SOURCE>
============================================================
No-Joke

Link to today’s strip.

Ah, there’s the punchable Les we all know and loathe.  Even with little more than half a face visible, I still want to punch that half until it’s gone.  Funky’s Expression in Panel Two (the Theme For The Week) is one of unmitigated fury, which struck me as strange until I realized that in panel one, Wino McHomeless’s remark could have been taken as sarcasm.   And to be fair, in panel one Funky looks like Holly after being (initially) denied a comic book.  Oh, I’m sooooo helpless and incapable, someone needs to give me things as gifts for free.  Oh boo hoo hoo, my son is in the military, soon to be slabbed as a key issue.
============================================================
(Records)
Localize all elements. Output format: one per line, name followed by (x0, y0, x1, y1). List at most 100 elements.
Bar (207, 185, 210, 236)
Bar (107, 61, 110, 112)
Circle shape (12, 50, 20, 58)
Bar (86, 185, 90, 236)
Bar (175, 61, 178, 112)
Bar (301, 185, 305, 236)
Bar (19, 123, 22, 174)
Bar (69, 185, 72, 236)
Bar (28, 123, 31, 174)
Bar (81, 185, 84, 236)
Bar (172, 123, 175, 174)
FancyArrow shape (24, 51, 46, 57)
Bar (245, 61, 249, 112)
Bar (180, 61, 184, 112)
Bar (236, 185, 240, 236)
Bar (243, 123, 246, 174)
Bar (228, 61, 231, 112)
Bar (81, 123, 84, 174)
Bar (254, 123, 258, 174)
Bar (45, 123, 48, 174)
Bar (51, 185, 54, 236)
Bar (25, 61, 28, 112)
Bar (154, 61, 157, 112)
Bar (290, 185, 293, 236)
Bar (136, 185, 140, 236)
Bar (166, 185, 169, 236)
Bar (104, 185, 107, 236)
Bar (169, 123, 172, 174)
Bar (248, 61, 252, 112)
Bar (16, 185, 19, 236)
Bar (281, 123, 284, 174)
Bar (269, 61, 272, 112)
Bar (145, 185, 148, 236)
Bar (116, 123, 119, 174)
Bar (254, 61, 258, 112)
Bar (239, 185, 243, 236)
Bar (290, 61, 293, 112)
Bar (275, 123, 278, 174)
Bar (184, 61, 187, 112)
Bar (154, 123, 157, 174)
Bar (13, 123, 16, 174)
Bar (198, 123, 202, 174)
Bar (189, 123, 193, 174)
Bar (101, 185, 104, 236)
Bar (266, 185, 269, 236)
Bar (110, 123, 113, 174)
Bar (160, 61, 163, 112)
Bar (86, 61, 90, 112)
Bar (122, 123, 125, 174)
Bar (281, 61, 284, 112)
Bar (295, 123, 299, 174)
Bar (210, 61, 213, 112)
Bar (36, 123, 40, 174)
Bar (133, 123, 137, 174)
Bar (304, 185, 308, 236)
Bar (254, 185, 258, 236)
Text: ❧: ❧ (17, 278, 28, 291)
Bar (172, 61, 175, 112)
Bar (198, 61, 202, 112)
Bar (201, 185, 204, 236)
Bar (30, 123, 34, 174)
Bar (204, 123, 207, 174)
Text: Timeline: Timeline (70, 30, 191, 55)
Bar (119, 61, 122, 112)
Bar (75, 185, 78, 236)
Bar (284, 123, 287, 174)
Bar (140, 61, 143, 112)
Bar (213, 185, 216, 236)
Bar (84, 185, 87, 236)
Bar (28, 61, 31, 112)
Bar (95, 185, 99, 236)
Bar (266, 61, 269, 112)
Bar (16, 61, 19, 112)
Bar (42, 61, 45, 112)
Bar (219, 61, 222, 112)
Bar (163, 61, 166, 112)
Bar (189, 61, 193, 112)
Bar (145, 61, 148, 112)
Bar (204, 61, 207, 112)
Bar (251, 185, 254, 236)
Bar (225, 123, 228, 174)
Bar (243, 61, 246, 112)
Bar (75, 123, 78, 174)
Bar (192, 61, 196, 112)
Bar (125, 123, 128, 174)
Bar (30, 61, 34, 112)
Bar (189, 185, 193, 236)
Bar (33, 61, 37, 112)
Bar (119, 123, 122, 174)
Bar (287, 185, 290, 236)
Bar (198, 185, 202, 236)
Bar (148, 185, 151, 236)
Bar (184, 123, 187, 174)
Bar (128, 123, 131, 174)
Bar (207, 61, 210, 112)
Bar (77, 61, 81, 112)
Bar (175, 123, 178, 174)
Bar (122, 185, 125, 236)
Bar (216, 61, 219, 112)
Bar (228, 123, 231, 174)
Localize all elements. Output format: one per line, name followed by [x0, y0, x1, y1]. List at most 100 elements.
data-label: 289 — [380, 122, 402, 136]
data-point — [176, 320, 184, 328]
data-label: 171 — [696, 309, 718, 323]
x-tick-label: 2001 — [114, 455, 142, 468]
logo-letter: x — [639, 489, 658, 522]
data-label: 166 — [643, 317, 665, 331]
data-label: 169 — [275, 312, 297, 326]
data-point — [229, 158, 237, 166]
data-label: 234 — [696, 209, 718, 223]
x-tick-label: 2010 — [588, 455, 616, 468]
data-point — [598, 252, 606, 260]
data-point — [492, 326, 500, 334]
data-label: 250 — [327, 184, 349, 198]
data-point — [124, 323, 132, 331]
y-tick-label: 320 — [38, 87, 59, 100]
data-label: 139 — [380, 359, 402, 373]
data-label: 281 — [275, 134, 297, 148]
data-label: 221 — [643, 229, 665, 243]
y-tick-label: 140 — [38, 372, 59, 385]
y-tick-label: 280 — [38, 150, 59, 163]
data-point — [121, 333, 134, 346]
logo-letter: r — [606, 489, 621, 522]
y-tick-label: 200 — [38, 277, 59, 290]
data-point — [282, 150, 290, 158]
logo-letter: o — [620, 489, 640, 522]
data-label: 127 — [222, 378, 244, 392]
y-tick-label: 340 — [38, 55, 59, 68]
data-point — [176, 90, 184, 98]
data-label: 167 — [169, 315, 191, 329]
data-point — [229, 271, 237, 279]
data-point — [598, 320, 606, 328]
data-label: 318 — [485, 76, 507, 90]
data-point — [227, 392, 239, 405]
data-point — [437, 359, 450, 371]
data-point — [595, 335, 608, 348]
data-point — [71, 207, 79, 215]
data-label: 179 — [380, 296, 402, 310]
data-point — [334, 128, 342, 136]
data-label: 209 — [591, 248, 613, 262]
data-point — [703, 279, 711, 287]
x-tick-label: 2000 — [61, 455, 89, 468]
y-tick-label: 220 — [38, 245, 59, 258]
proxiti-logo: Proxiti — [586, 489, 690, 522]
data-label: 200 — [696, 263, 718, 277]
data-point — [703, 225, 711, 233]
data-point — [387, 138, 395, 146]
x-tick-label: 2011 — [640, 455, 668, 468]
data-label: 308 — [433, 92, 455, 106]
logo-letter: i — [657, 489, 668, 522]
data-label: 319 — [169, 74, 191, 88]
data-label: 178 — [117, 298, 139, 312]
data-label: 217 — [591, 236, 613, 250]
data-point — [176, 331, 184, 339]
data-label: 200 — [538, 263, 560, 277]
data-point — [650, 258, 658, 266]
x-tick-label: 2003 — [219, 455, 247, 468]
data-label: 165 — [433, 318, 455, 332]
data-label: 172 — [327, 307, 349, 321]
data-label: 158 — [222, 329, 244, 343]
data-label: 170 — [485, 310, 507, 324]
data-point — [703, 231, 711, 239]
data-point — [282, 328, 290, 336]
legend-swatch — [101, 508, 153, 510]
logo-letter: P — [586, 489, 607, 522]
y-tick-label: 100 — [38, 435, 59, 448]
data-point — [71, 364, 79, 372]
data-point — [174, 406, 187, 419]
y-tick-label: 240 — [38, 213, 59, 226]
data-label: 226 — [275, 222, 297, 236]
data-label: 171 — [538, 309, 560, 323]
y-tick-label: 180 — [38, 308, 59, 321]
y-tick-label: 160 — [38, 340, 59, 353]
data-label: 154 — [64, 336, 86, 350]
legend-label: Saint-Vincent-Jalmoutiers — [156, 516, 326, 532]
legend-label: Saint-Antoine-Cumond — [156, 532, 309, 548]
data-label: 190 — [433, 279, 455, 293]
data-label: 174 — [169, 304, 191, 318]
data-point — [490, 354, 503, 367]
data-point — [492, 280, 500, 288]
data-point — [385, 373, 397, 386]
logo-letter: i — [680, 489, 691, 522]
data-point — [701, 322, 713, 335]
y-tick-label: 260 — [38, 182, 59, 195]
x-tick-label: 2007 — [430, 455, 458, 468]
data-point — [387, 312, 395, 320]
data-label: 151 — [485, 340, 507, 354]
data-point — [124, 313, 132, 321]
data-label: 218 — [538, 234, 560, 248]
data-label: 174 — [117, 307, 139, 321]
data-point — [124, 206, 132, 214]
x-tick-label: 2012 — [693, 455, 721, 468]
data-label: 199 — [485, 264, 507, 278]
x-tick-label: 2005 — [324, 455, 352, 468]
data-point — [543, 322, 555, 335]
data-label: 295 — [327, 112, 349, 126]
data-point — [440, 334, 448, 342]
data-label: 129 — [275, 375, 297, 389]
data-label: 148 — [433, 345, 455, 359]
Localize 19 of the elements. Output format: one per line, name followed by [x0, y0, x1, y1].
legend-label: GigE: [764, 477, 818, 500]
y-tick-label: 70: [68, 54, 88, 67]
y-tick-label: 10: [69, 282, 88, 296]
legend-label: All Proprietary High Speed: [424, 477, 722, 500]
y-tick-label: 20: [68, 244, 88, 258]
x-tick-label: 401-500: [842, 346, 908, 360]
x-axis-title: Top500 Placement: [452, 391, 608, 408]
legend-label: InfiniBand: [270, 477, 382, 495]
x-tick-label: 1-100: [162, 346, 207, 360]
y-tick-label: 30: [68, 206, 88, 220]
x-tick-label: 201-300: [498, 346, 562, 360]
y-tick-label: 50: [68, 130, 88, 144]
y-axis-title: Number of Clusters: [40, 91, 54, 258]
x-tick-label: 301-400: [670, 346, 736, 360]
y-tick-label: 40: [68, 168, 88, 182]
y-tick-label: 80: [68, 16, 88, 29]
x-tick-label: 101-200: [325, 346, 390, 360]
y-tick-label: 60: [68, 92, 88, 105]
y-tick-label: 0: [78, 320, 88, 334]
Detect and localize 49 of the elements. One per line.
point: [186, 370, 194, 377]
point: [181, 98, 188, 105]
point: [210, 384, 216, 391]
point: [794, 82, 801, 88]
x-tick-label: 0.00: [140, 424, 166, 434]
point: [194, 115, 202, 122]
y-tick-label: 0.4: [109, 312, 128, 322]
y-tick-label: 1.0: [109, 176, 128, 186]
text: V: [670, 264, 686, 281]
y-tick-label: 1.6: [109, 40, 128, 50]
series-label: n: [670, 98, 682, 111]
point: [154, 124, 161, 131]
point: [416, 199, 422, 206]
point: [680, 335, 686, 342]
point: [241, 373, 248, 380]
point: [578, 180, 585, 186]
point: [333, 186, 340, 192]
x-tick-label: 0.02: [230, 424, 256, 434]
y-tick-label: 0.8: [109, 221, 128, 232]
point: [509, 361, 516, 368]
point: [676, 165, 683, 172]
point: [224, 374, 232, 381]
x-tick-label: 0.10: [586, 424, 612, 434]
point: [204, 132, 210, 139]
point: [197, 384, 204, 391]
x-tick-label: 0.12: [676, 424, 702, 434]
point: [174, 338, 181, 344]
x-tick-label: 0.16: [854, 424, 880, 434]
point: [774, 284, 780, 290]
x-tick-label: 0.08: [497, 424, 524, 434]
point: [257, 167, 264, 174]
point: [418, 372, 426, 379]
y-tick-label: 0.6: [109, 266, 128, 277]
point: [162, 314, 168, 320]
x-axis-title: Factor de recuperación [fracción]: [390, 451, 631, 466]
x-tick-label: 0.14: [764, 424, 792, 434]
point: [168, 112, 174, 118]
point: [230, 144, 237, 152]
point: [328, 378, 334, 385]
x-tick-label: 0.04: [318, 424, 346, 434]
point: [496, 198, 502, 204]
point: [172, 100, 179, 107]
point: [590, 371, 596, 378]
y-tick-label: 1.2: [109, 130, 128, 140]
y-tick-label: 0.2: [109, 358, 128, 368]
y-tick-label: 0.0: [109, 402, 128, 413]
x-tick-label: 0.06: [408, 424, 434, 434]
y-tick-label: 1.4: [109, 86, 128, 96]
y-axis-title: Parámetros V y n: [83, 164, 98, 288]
============================================================
EXERCISE BRIEF>
Pick up the comic-strip commentary after its final sentence and write what comes next.

THE RESPONSE>
…sorry, got a bit off track there.  Anyway, if I was out running, and some guy passed me and said “Way to go,” I think I would probably interpret that as sarcasm if I was having the same sort of difficulty as Funky.   I mean, there I’d be, wheezing and puffing, trying to keep up with my Perfect Friend, and he’s essentially saying “Huh, wheezing and puffing, eh?  Well you’re doing it real good!”    I wonder why he didn’t say something like, “Don’t stop!  You can do it!” or “It takes a while, but you’ll get there!” or something more generally encouraging.

Oh.  Oh, you’re kidding.  Really?  He said that so that Tom Batiuk could insert his “joke” which uses the difference between  “go” and “no-go”?  I don’t know if I’ve encountered anything sadder this week.   And I write these entries a year in advance, so that’s a lot of weeks!

Bonus:  Funky’s zipper pull tab is lovingly rendered, isn’t it?    That and the Button are the only items to have any care lavished on them, other than Les, of course.  I mean, look at Wino’s right hand.  Clearly he’s a mutant of some kind.  Is he an X-Man?  I bet his mutant super-power is never appearing in Funky Winkerbean again, which sounds darn handy!  (ha ha ha)!

21 thoughts on “No-Joke”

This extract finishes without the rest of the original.